Transport Layer Security (TLS) and Secure Sockets Layer (SSL) provide a secure communication channel between an MQTT client and server. TLS and SSL are cryptographic protocols that use a handshake mechanism to negotiate various parameters and create a secure connection. After the handshake is complete, encrypted communication between the client and server prevents unauthorized access to any part of the communication.
For more information, see TLS/SSL - MQTT Security Fundamentals.

To enable TLS over TCP, add a tls-tcp-listener to the listeners section in the config.xml file of your HiveMQ installation. You can add an unlimited number of secure TCP listeners to your configuration file and bind to various network interfaces.

For MQTT over TLS, HiveMQ uses the IANA standard port for secure MQTT 8883.

When you add a secure TCP listener, you need to configure the tls element in the tls-tcp-listener appropriately.
The tls element has the following properties:

Table 2. Available TLS configuration properties
Property Name Default Required Description

protocols

  • TLSv1.3

  • TLSv1.2

no

Optional setting to explicitly define the protocols HiveMQ enables.

→ Problems to solve:
#1 Reproduce the TLS passage word for word, everything from "To enable TLS" down to "secure MQTT 8883.".
#2 In the records, rewrite everything from the line containing "experimental-point bbox=[417, 241, 423, 247]" down to the line containing "experimental-point bbox=[266, 221, 272, 227]", changing "y-tick-label" to "vertical-tick-label" and leaving all else as it is. Give only those lines.

(Layout region records)
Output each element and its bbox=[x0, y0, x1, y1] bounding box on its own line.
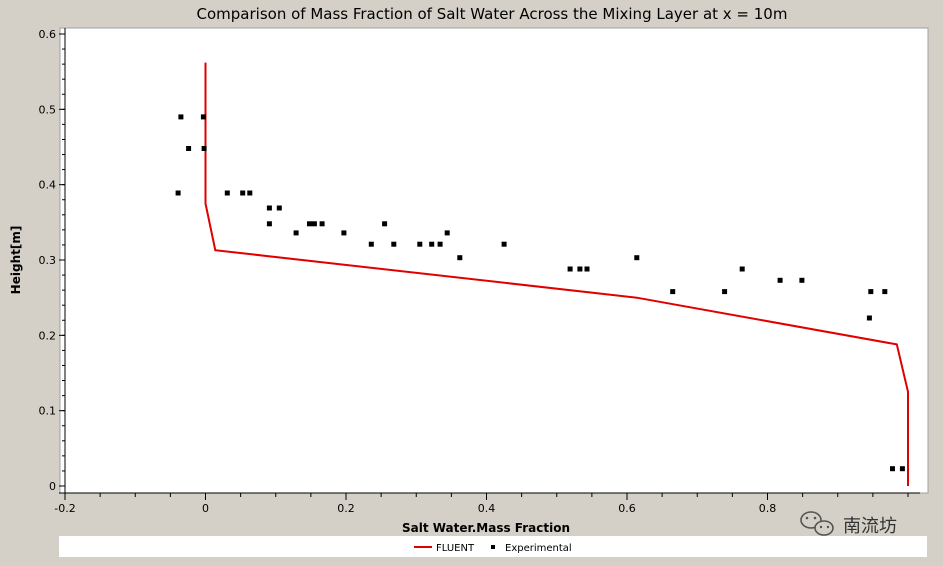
experimental-point bbox=[417, 241, 423, 247]
y-tick-label: 0.1 bbox=[39, 405, 57, 418]
experimental-point bbox=[584, 266, 590, 272]
experimental-point bbox=[670, 289, 676, 295]
fluent-line bbox=[204, 62, 909, 486]
x-tick-label: 0 bbox=[202, 502, 209, 515]
experimental-point bbox=[634, 255, 640, 261]
experimental-point bbox=[444, 230, 450, 236]
experimental-point bbox=[200, 114, 206, 120]
experimental-point bbox=[201, 146, 207, 151]
experimental-point bbox=[777, 277, 783, 283]
y-tick-label: 0.6 bbox=[39, 28, 57, 41]
experimental-point bbox=[307, 221, 312, 227]
experimental-point bbox=[567, 266, 573, 272]
legend-experimental-swatch bbox=[491, 545, 495, 549]
experimental-point bbox=[866, 315, 872, 321]
y-axis-title: Height[m] bbox=[9, 226, 23, 295]
experimental-point bbox=[266, 221, 272, 227]
experimental-point bbox=[799, 277, 805, 283]
experimental-point bbox=[437, 241, 443, 247]
experimental-point bbox=[276, 205, 282, 211]
plot-area bbox=[59, 27, 929, 494]
experimental-point bbox=[722, 289, 728, 295]
experimental-point bbox=[890, 466, 895, 472]
y-tick-label: 0.5 bbox=[39, 103, 57, 116]
x-tick-label: 0.8 bbox=[759, 502, 777, 515]
experimental-point bbox=[311, 221, 317, 227]
experimental-point bbox=[247, 190, 253, 196]
watermark-text: 南流坊 bbox=[843, 516, 897, 537]
x-tick-label: -0.2 bbox=[54, 502, 75, 515]
experimental-point bbox=[391, 241, 397, 247]
experimental-point bbox=[240, 190, 246, 196]
y-tick-label: 0 bbox=[49, 480, 56, 493]
experimental-point bbox=[319, 221, 325, 227]
experimental-point bbox=[899, 466, 905, 472]
experimental-point bbox=[186, 146, 192, 151]
experimental-point bbox=[175, 190, 181, 196]
x-axis: -0.2 0 0.2 0.4 0.6 0.8 bbox=[54, 493, 909, 515]
x-tick-label: 0.6 bbox=[618, 502, 636, 515]
y-tick-label: 0.2 bbox=[39, 329, 57, 342]
x-axis-title: Salt Water.Mass Fraction bbox=[402, 521, 570, 535]
experimental-point bbox=[882, 289, 888, 295]
series-layer bbox=[175, 62, 909, 486]
chart-title: Comparison of Mass Fraction of Salt Wate… bbox=[197, 5, 788, 23]
experimental-point bbox=[868, 289, 874, 295]
y-tick-label: 0.4 bbox=[39, 179, 57, 192]
watermark: 南流坊 bbox=[800, 511, 897, 537]
y-axis: 0 0.1 0.2 0.3 0.4 0.5 0.6 bbox=[39, 28, 65, 493]
legend: FLUENT Experimental bbox=[59, 536, 927, 557]
wechat-icon bbox=[800, 511, 834, 536]
experimental-point bbox=[293, 230, 299, 236]
x-tick-label: 0.2 bbox=[337, 502, 355, 515]
experimental-point bbox=[224, 190, 230, 196]
experimental-point bbox=[368, 241, 374, 247]
legend-experimental-label: Experimental bbox=[505, 543, 572, 554]
experimental-point bbox=[429, 241, 435, 247]
legend-fluent-label: FLUENT bbox=[436, 543, 475, 554]
experimental-point bbox=[266, 205, 272, 211]
experimental-point bbox=[382, 221, 388, 227]
experimental-point bbox=[341, 230, 347, 236]
experimental-point bbox=[178, 114, 184, 120]
y-tick-label: 0.3 bbox=[39, 254, 57, 267]
x-tick-label: 0.4 bbox=[478, 502, 496, 515]
experimental-point bbox=[577, 266, 583, 272]
experimental-point bbox=[501, 241, 507, 247]
experimental-point bbox=[739, 266, 745, 272]
experimental-point bbox=[457, 255, 463, 261]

→ Answers to the exercise:
#1
To enable TLS over TCP, add a tls-tcp-listener to the listeners section in the config.xml file of your HiveMQ installation. You can add an unlimited number of secure TCP listeners to your configuration file and bind to various network interfaces.

For MQTT over TLS, HiveMQ uses the IANA standard port for secure MQTT 8883.

#2
experimental-point bbox=[417, 241, 423, 247]
vertical-tick-label: 0.1 bbox=[39, 405, 57, 418]
experimental-point bbox=[584, 266, 590, 272]
experimental-point bbox=[670, 289, 676, 295]
fluent-line bbox=[204, 62, 909, 486]
x-tick-label: 0 bbox=[202, 502, 209, 515]
experimental-point bbox=[634, 255, 640, 261]
experimental-point bbox=[444, 230, 450, 236]
experimental-point bbox=[200, 114, 206, 120]
experimental-point bbox=[201, 146, 207, 151]
experimental-point bbox=[777, 277, 783, 283]
vertical-tick-label: 0.6 bbox=[39, 28, 57, 41]
experimental-point bbox=[307, 221, 312, 227]
experimental-point bbox=[567, 266, 573, 272]
legend-experimental-swatch bbox=[491, 545, 495, 549]
experimental-point bbox=[866, 315, 872, 321]
y-axis-title: Height[m] bbox=[9, 226, 23, 295]
experimental-point bbox=[266, 221, 272, 227]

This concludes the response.